A presurgical optimization clinic for high-risk patients seeking elective hernia surgery was safe and improved patient outcomes, researchers found in a quality improvement study.
In an analysis involving 165 patients enrolled in the perioperative optimization program for a year, 9.1% were optimized for surgery after the program, only 3.0% required emergent surgery due to hernia incarceration, and 13.8% of the smokers in the group were able to stop smoking, reported Dana Telem, MD, MPH, of the University of Michigan in Ann Arbor, and colleagues.
"Some may see a 9.1% crossover rate from nonoperative to operative status as dismal results," the authors wrote in . "However, this clinic was designed to capture nonoperative candidates, because of the presence of relative contraindications that could undergo mitigation."
Surgical yield in the standard hernia clinic also increased by 19%, according to the study.
"These findings suggest that this model represents a scalable and sustainable framework for preoperative optimization with the potential to improve the care of patients with hernias," wrote Telem and co-authors.
Over 350,000 ventral and incisional hernia repairs are performed annually, but these procedures are associated with a high risk for postoperative complications, the researchers noted. The perioperative timeframe may provide an opportunity to encourage patients to change certain behaviors.
Nearly 25% of patients undergoing elective abdominal hernia repairs are "not optimized with respect to weight or substance use," the group noted. "Simply denying operative management for high-risk patients, while avoiding the risks associated with surgery, is associated with poor quality of life."

• [Data provided]:
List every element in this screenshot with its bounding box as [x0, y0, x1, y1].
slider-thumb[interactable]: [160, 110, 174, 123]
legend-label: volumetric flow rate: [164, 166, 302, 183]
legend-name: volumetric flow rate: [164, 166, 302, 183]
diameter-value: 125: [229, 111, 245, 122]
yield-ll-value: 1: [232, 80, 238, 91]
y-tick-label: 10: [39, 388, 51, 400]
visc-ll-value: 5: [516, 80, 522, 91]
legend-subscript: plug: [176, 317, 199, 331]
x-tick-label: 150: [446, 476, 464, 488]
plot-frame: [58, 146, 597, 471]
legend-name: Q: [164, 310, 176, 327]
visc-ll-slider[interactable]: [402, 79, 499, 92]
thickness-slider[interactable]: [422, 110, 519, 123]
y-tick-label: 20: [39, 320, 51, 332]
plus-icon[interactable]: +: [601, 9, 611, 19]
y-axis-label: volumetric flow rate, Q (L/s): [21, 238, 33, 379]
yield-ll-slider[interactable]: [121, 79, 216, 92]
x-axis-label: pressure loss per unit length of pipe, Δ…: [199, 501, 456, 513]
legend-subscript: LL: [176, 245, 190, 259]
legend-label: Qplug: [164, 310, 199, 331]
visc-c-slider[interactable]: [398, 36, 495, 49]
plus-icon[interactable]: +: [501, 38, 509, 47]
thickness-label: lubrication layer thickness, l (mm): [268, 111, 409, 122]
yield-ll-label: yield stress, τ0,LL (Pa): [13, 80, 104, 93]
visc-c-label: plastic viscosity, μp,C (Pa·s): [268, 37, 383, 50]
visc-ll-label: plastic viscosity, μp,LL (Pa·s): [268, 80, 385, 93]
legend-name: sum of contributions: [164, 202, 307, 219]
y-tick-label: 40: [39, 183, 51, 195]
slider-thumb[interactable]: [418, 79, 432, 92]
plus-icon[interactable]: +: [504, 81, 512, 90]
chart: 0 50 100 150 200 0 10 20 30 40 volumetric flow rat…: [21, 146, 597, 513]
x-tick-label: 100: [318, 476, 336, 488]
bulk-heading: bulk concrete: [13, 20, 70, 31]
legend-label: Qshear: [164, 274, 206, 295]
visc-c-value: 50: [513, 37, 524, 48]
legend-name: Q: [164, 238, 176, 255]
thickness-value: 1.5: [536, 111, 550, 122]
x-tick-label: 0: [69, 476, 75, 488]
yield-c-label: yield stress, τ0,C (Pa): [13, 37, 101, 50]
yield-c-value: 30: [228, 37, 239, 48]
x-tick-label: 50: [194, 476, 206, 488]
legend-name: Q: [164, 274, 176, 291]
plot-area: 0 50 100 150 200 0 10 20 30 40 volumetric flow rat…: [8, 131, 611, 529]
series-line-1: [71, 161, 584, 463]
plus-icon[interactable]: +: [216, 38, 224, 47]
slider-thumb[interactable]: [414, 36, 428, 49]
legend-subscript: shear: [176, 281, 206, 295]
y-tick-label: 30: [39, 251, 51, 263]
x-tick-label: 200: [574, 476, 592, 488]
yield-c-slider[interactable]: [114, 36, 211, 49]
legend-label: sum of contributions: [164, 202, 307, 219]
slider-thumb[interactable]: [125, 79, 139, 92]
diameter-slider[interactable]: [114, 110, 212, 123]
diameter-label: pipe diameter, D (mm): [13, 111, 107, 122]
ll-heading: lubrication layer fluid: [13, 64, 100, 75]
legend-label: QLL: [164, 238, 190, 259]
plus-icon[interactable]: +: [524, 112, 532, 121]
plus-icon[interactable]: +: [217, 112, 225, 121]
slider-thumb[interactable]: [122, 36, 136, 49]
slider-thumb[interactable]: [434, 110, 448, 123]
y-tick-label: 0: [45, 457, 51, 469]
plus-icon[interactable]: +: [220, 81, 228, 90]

• [Brief A]:
According to the hernia clinic article, by how much did surgical yield in the standard hernia clinic increase?
• [Brief B]:
Continue the hernia clinic article from its last sentence.
The material stands apart from the hernia clinic article.

• [Task output A]:
By 19%.

• [Task output B]:
Telem and colleagues retrospectively evaluated data on 165 high-risk patients seeking elective hernia surgery enrolled in a presurgical hernia "low-cost optimization clinic" at the University of Michigan in 2019.
Active smokers, those with a BMI of 40 or greater, or age 75 or older were considered high risk. Patients who screened positive for any of these risk factors had the option of a 30-minute appointment in the optimization clinic instead of with the surgeon. At the clinic, the clinician and patient agreed to an "individualized optimization goal."
Follow-up occurred via in-person appointments and phone calls every 6 to 8 weeks. If a patient met their predefined health goals, such as quitting smoking or losing weight, they were referred back to a surgeon.
The authors noted that patients had no minimum or limit on the number of visits to the optimization clinic during this pilot period.
Primary outcome assessed surgical eligibility and safety after clinic participation. The secondary outcome assessed program costs.
Of the 165 patients evaluated, most were white (88%) and over half women (55%), with a mean age of 59 and average BMI of about 38. BMI was the most common reason for referral (37%), followed by smoking (26%) and age (24%). Median range of follow-up was 197 days. Nearly 70% (n=115) had ventral or incisional hernia repairs, and 27% had umbilical hernias.
Overall, 15 patients in the optimization clinic met their goals and became eligible for surgery, 12 of which qualified by achieving their health goals. Eight active smokers had a negative cotinine test, and three patients achieved eligibility through weight loss. Three patients ages 75 and up were eligible for surgery following an evaluation of their functional status.
"It is important to note that this program was able to leverage interactions in the preoperative period to provide an intervention to a patient population that may not have taken steps otherwise," they wrote.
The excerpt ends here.